# RECORDS start
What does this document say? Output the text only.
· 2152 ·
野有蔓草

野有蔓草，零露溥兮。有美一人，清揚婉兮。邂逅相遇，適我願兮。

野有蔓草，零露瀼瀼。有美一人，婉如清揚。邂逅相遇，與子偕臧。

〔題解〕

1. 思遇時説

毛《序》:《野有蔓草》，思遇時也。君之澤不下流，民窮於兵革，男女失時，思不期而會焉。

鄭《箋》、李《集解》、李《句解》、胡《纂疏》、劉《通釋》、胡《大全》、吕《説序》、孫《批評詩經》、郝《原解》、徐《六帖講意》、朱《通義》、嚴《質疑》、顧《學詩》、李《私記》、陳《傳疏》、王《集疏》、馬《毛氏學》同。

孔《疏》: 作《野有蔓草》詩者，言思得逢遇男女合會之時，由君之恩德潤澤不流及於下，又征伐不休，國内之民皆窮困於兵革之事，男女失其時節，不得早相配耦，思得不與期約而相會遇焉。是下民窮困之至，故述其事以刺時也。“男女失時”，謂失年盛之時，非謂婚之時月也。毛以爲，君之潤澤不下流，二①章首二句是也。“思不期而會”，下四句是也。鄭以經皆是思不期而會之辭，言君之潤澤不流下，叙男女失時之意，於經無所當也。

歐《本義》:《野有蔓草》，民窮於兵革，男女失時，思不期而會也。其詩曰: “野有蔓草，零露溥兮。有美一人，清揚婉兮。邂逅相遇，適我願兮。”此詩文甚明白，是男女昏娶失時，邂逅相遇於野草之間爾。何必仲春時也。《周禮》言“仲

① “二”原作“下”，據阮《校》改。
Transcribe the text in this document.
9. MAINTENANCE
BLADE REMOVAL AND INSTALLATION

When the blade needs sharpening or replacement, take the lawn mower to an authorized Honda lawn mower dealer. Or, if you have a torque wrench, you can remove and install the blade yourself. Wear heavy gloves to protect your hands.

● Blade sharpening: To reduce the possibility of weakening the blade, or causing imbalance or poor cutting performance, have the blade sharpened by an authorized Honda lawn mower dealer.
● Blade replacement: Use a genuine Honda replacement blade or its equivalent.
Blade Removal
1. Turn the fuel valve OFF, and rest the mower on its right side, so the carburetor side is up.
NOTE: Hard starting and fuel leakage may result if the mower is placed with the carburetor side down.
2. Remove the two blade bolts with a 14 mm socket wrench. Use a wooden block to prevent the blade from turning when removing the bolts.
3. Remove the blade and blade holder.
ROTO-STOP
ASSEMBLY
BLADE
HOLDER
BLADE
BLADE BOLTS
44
# RECORDS end
= THE TASK =
Find the word "邂逅相遇" and list each line it appears in.

= PROBLEM SOLUTION =
野有蔓草，零露溥兮。有美一人，清揚婉兮。邂逅相遇，適我願兮。
野有蔓草，零露瀼瀼。有美一人，婉如清揚。邂逅相遇，與子偕臧。
歐《本義》:《野有蔓草》，民窮於兵革，男女失時，思不期而會也。其詩曰: “野有蔓草，零露溥兮。有美一人，清揚婉兮。邂逅相遇，適我願兮。”此詩文甚明白，是男女昏娶失時，邂逅相遇於野草之間爾。何必仲春時也。《周禮》言“仲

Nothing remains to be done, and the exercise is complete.